Keep only the lines of the data below that contain "text", and copy them.

[start of STORED DATA]

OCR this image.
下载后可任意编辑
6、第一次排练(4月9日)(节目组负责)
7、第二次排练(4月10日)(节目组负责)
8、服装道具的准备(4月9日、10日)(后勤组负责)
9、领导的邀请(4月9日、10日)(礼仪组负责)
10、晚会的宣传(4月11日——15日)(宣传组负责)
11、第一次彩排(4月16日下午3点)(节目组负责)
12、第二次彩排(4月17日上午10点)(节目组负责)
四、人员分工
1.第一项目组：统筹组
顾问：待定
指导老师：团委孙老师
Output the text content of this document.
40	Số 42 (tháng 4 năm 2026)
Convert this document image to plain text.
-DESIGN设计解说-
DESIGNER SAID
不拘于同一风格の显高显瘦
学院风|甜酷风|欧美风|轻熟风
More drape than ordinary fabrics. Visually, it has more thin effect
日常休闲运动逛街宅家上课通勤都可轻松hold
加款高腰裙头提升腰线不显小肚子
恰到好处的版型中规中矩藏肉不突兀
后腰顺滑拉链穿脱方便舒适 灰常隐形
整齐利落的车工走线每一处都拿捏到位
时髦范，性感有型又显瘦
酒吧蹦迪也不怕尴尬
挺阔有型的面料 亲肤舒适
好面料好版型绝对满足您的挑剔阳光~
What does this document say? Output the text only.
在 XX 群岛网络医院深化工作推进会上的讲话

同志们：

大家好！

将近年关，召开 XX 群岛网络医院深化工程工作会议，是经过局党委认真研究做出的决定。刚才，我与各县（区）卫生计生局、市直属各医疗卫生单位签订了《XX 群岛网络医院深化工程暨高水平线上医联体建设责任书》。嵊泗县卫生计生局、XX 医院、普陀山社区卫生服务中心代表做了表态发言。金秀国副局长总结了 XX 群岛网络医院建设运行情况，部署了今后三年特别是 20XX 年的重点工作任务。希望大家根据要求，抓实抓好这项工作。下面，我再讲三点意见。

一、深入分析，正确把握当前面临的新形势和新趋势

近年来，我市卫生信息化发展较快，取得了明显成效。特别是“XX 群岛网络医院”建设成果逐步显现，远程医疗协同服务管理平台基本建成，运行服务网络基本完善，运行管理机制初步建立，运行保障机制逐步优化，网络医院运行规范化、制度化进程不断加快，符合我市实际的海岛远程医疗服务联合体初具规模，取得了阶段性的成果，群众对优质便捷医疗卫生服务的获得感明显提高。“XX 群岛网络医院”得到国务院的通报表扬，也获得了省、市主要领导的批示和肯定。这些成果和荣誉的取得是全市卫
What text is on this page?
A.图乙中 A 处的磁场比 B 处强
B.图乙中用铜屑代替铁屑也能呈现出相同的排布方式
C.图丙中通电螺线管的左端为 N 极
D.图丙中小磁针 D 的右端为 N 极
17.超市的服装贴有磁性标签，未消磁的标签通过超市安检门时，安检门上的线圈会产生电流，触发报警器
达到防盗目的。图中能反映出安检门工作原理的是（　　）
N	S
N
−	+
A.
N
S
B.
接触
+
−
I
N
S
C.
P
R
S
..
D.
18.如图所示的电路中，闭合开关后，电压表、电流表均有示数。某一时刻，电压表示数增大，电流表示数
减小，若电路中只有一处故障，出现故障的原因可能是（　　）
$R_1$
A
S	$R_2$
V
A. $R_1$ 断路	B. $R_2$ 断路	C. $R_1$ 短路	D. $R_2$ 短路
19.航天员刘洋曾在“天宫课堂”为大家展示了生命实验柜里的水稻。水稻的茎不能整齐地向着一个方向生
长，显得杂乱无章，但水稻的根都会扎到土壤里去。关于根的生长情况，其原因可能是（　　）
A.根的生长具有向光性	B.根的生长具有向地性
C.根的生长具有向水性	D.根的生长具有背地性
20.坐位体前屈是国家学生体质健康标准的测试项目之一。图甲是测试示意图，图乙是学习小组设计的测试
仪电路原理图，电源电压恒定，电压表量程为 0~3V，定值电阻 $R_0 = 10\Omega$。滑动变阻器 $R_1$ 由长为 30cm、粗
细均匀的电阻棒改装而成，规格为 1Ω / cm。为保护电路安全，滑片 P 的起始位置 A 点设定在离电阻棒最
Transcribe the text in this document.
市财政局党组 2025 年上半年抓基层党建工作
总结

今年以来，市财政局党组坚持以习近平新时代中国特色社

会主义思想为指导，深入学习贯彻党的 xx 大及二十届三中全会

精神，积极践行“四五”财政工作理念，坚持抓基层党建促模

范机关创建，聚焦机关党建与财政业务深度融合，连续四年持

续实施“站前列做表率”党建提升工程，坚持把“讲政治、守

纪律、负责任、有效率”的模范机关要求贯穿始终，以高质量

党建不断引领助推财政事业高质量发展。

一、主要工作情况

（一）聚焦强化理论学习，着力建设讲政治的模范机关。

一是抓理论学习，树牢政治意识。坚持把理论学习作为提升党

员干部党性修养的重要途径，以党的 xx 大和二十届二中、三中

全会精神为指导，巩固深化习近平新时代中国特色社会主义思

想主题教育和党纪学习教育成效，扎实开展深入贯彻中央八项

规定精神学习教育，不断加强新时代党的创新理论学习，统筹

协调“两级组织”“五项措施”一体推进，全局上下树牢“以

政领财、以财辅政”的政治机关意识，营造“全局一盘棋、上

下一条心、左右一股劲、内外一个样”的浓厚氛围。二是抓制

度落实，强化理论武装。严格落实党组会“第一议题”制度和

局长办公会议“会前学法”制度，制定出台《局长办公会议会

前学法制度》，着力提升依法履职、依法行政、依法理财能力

[end of STORED DATA]

SOLVED PROBLEM:
Output the text content of this document.
Convert this document image to plain text.
What does this document say? Output the text only.
What text is on this page?
Transcribe the text in this document.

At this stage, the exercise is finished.